**SUPPLIED DATA:**
━━━━━━━━━━

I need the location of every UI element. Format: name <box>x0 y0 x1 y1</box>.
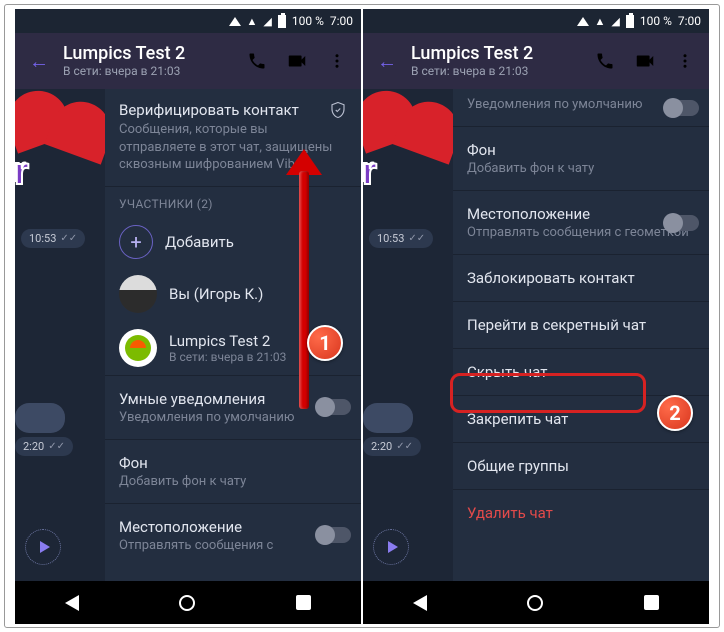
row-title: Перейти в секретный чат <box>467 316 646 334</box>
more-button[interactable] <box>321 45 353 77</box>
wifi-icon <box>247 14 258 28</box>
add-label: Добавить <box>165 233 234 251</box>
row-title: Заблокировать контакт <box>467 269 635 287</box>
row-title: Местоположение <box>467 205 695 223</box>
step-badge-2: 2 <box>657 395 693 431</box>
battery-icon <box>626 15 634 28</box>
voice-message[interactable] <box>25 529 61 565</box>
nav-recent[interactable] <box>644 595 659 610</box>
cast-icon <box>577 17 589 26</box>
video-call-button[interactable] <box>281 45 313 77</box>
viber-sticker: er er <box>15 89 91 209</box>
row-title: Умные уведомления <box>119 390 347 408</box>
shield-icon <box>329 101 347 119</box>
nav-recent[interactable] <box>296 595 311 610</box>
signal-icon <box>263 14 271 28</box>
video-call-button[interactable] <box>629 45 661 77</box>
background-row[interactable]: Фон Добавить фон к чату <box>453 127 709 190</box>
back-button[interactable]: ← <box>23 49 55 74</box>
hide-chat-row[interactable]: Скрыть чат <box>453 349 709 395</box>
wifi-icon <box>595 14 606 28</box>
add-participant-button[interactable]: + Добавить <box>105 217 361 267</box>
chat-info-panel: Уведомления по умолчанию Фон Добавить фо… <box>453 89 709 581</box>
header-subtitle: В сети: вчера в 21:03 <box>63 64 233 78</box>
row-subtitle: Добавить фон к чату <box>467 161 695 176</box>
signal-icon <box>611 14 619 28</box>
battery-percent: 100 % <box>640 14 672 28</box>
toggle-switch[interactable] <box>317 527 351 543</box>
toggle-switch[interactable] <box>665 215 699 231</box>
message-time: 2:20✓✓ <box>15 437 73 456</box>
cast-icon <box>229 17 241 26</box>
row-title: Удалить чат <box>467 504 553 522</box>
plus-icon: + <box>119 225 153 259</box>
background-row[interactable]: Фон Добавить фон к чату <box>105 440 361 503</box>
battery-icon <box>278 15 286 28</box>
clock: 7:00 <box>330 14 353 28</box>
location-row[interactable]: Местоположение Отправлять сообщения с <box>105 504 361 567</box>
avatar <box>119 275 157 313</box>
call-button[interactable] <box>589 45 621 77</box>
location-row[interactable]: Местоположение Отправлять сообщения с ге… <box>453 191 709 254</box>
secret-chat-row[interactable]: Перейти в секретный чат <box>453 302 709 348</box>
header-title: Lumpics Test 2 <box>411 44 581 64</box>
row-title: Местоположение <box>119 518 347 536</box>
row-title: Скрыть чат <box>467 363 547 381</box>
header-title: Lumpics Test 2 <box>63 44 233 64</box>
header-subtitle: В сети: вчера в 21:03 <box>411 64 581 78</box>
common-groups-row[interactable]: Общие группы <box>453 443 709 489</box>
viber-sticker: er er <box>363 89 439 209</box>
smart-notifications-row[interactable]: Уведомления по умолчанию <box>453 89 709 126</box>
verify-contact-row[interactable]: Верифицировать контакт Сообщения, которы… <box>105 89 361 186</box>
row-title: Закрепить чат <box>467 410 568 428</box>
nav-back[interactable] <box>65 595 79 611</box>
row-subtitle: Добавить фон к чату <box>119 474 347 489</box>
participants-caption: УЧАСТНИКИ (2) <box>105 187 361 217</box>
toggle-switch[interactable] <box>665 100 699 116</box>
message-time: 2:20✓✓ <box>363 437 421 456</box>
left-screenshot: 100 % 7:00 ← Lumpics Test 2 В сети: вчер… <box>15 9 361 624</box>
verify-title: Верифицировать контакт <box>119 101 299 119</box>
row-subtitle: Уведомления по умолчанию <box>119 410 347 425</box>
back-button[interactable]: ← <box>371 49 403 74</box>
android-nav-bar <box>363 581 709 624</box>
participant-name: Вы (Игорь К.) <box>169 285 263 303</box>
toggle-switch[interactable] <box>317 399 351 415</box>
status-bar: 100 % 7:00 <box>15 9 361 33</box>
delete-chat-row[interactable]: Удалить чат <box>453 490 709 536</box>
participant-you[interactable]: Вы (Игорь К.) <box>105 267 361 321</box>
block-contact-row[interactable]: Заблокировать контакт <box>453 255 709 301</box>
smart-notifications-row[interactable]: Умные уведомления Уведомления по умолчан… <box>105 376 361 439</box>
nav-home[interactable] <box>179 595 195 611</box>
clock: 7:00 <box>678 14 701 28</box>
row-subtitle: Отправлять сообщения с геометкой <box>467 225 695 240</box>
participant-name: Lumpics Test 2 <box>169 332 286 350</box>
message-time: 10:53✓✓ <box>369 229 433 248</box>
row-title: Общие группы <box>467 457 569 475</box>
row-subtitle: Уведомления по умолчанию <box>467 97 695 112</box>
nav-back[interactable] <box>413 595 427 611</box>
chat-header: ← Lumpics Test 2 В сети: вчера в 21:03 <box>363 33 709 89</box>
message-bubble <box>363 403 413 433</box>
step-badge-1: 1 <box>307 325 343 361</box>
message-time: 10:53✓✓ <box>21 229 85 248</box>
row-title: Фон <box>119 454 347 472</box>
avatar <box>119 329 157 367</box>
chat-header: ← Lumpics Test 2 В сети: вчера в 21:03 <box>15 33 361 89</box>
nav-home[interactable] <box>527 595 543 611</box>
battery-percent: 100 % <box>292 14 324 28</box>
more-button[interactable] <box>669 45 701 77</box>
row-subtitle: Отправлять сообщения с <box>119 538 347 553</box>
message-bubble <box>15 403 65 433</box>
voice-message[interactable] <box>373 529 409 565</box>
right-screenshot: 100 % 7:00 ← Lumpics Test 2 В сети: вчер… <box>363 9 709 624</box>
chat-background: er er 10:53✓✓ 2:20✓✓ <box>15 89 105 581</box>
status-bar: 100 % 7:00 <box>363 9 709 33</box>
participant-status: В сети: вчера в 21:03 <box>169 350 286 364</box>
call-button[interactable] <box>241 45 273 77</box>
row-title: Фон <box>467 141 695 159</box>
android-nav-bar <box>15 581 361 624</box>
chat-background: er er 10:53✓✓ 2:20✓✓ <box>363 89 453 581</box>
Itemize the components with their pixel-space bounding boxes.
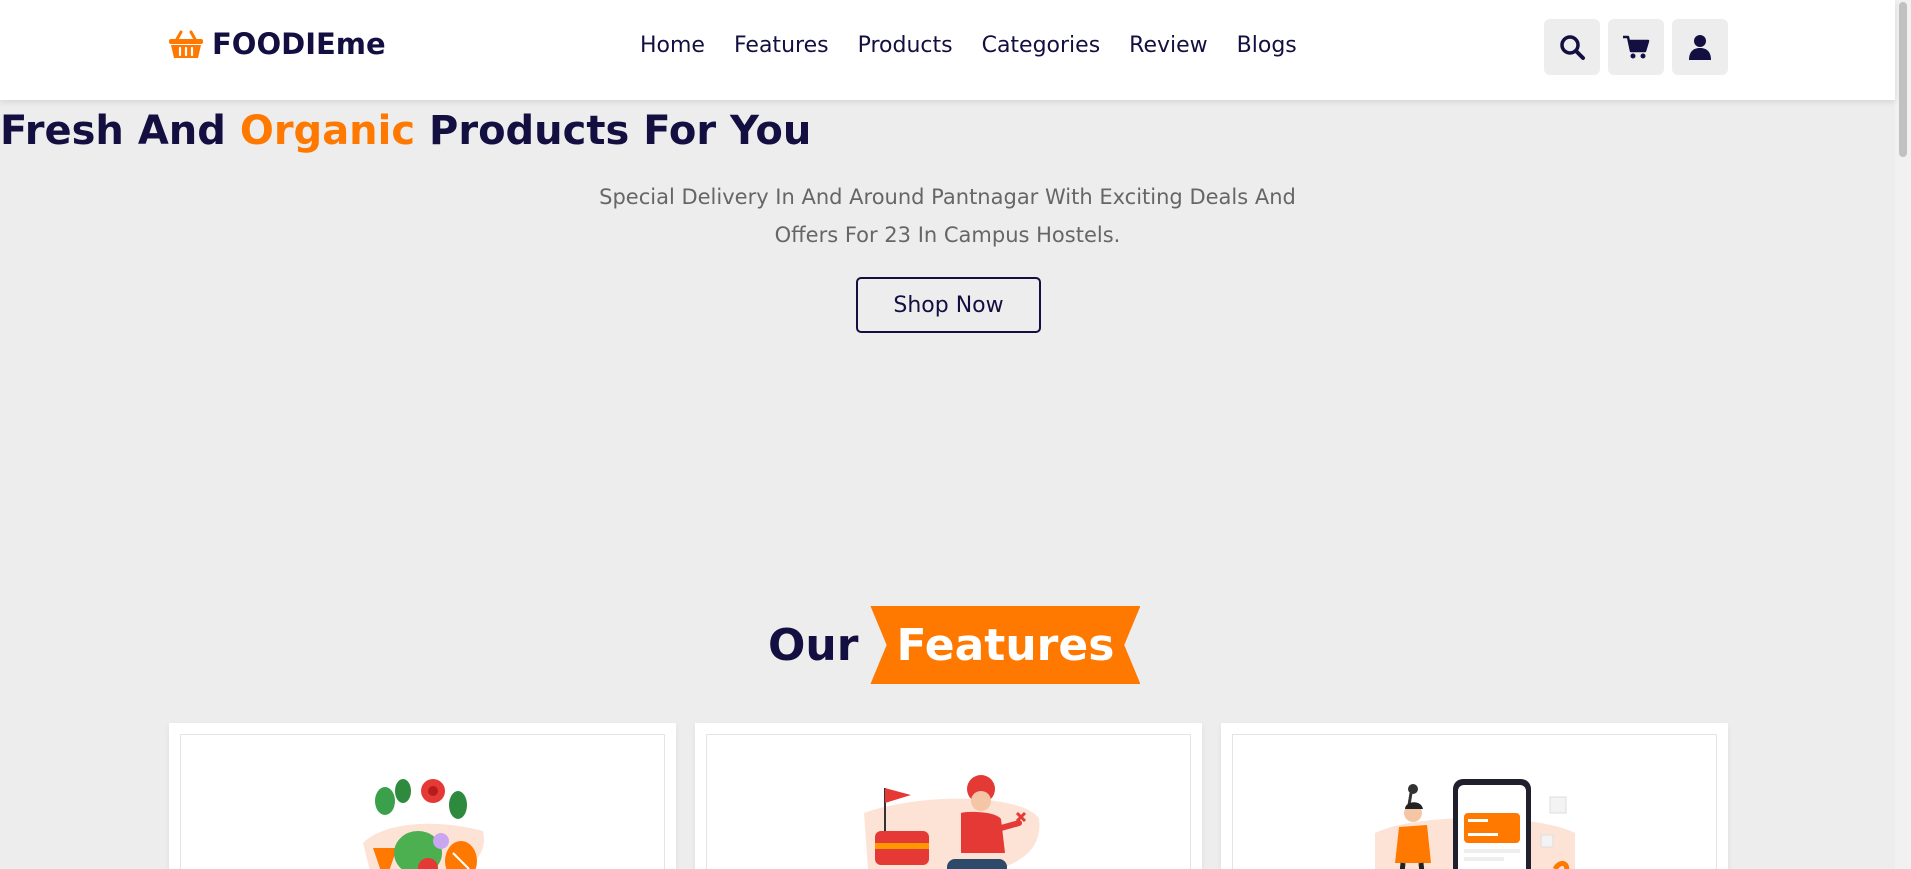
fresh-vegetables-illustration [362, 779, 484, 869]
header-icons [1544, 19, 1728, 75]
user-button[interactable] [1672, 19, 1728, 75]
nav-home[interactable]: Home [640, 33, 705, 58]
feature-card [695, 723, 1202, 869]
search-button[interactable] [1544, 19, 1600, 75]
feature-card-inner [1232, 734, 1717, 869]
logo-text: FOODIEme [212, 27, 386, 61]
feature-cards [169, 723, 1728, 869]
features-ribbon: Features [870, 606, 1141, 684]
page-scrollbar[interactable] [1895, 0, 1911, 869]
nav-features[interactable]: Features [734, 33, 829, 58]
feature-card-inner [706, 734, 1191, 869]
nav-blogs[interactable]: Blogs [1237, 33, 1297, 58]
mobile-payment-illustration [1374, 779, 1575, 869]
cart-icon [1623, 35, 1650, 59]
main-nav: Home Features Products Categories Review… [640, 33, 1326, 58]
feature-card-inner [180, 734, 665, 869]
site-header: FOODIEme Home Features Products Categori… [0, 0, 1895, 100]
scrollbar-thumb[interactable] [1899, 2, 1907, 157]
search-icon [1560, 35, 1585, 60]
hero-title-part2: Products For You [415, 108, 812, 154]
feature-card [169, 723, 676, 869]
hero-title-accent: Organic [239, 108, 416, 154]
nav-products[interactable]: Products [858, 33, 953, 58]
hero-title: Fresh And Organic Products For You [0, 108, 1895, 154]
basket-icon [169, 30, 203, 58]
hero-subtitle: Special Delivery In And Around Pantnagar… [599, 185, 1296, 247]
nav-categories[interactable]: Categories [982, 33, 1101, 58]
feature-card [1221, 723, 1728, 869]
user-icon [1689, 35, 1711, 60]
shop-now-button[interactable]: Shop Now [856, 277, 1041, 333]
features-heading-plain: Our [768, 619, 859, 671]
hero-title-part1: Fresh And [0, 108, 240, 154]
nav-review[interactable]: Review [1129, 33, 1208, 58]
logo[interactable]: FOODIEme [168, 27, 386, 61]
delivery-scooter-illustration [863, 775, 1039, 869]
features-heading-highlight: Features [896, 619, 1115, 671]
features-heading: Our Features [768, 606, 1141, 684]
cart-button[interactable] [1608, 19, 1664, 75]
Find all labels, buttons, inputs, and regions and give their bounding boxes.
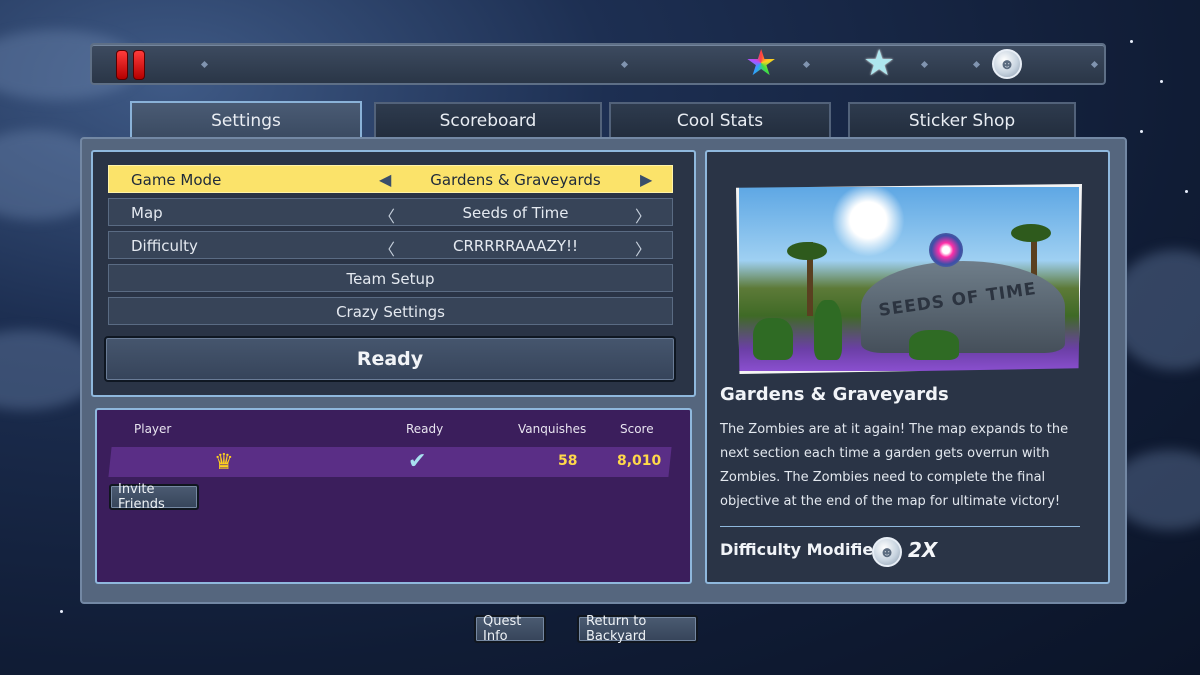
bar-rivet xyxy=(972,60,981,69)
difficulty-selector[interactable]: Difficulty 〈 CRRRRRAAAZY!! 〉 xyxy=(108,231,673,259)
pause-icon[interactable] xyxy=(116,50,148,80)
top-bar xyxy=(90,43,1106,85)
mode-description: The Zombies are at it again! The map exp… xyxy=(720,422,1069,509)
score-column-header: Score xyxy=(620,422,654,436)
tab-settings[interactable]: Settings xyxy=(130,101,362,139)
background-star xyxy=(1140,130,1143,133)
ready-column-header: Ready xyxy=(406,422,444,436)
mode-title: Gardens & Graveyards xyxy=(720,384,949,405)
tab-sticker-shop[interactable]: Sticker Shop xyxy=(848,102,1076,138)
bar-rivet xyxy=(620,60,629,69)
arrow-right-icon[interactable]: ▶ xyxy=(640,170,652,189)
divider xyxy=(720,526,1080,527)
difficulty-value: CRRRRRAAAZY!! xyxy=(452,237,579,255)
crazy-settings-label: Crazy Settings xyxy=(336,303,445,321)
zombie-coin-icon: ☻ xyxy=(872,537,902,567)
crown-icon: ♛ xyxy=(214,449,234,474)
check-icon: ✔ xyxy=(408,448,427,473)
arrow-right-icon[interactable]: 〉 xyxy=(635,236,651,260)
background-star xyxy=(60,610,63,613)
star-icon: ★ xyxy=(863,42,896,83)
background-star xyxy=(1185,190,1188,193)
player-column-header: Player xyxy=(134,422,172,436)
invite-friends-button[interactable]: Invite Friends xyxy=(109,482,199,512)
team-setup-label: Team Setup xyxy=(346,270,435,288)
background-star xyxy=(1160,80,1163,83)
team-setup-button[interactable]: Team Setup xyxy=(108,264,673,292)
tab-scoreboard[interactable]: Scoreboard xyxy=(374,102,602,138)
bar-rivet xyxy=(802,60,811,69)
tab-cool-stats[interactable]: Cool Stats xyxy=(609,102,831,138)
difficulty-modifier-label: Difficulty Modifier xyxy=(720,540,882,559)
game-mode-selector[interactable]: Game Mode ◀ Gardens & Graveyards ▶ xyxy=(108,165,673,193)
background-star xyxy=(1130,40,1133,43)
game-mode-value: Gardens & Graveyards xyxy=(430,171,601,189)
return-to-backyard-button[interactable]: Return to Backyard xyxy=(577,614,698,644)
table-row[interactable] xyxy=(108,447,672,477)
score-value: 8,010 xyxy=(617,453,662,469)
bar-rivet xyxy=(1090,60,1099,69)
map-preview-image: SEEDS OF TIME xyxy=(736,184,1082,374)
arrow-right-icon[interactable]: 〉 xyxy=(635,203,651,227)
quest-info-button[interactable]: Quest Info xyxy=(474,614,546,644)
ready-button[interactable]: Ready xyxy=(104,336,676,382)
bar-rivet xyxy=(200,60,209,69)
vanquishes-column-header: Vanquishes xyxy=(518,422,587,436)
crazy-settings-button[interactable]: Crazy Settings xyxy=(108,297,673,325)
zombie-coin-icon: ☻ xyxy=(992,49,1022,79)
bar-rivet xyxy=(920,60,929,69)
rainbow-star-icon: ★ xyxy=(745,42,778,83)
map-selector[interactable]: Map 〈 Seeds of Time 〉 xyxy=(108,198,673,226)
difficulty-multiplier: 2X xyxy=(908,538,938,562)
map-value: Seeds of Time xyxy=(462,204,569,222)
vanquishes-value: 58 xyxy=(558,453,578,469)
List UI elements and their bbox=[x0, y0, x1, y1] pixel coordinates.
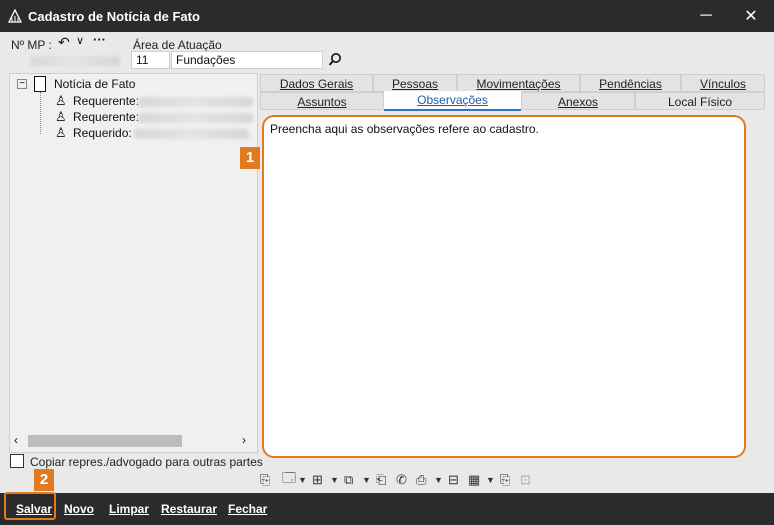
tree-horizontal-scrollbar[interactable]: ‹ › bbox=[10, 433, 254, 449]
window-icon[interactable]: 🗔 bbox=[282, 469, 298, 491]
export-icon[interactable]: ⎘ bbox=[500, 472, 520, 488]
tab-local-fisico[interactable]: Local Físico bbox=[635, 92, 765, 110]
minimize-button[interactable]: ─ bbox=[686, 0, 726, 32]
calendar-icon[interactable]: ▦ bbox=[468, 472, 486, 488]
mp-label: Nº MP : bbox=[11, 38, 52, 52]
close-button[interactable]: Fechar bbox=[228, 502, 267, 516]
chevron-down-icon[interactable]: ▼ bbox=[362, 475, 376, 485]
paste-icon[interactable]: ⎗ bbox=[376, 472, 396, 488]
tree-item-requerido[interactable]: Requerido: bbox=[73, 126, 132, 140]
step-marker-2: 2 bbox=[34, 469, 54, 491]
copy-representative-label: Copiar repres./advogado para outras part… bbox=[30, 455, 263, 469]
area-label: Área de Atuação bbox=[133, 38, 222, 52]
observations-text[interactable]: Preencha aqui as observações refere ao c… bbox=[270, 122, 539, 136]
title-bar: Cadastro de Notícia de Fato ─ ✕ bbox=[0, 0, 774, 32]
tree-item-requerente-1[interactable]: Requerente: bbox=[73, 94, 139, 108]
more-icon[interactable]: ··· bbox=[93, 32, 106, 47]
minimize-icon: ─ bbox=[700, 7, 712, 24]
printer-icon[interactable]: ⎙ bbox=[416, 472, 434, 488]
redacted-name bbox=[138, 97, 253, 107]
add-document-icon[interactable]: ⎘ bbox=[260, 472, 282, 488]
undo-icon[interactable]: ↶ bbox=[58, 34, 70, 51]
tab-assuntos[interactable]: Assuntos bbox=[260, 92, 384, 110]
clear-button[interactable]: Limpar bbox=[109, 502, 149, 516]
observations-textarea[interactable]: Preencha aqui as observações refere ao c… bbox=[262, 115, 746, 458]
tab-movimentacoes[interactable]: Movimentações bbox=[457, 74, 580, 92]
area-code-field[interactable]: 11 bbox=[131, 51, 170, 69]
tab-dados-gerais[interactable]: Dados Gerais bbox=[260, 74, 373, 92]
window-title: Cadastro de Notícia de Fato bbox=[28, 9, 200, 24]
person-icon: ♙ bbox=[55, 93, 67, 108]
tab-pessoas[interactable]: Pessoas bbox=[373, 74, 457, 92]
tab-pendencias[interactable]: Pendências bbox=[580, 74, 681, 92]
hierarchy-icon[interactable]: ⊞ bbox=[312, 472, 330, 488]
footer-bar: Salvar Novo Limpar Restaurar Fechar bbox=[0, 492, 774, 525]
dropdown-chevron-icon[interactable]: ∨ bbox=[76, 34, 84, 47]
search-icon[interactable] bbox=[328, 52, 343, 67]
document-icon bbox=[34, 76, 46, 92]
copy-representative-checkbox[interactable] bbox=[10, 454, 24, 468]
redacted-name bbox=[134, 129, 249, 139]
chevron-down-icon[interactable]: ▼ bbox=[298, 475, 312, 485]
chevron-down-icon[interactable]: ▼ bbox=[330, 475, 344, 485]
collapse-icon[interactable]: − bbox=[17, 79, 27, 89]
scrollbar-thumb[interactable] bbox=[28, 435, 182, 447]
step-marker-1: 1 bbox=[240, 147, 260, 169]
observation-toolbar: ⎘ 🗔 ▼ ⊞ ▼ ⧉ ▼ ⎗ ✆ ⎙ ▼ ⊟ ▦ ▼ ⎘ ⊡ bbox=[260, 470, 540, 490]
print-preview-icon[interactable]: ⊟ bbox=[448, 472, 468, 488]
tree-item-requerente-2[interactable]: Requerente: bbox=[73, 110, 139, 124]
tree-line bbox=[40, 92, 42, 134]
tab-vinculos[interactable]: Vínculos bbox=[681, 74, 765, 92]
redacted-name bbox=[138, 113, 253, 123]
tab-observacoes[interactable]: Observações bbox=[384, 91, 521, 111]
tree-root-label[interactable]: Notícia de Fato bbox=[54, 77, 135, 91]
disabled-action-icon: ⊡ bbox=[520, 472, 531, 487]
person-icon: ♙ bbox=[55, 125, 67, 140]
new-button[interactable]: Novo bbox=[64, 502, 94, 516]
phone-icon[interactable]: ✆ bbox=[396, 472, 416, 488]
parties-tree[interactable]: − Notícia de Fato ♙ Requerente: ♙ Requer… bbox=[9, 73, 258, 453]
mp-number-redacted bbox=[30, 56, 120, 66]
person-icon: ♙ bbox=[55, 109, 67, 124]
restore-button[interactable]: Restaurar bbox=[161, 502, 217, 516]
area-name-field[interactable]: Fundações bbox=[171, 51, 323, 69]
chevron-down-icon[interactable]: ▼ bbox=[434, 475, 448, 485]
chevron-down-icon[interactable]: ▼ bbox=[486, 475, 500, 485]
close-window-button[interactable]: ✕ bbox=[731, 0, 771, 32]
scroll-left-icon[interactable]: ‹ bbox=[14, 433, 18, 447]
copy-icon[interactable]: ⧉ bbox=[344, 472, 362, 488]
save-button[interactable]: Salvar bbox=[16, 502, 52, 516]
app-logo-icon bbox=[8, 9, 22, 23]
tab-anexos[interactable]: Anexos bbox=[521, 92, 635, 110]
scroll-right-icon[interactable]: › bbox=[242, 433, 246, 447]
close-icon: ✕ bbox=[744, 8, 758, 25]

━━━━━━━━━━

**EXERCISE INSTRUCTIONS:**
Reproduce, with no changes, the rows starting at the line containing "row-title: Перейти в" and ending with the line containing "viber-sticker: er er <box>15 89 91 209</box>", both of those lines included.

**EXERCISE SOLUTION:**
row-title: Перейти в секретный чат <box>467 316 646 334</box>
more-button[interactable] <box>321 45 353 77</box>
wifi-icon <box>247 14 258 28</box>
add-label: Добавить <box>165 233 234 251</box>
row-title: Заблокировать контакт <box>467 269 635 287</box>
row-title: Местоположение <box>467 205 695 223</box>
step-badge-2: 2 <box>657 395 693 431</box>
battery-icon <box>626 15 634 28</box>
voice-message[interactable] <box>25 529 61 565</box>
nav-recent[interactable] <box>644 595 659 610</box>
cast-icon <box>577 17 589 26</box>
video-call-button[interactable] <box>281 45 313 77</box>
viber-sticker: er er <box>15 89 91 209</box>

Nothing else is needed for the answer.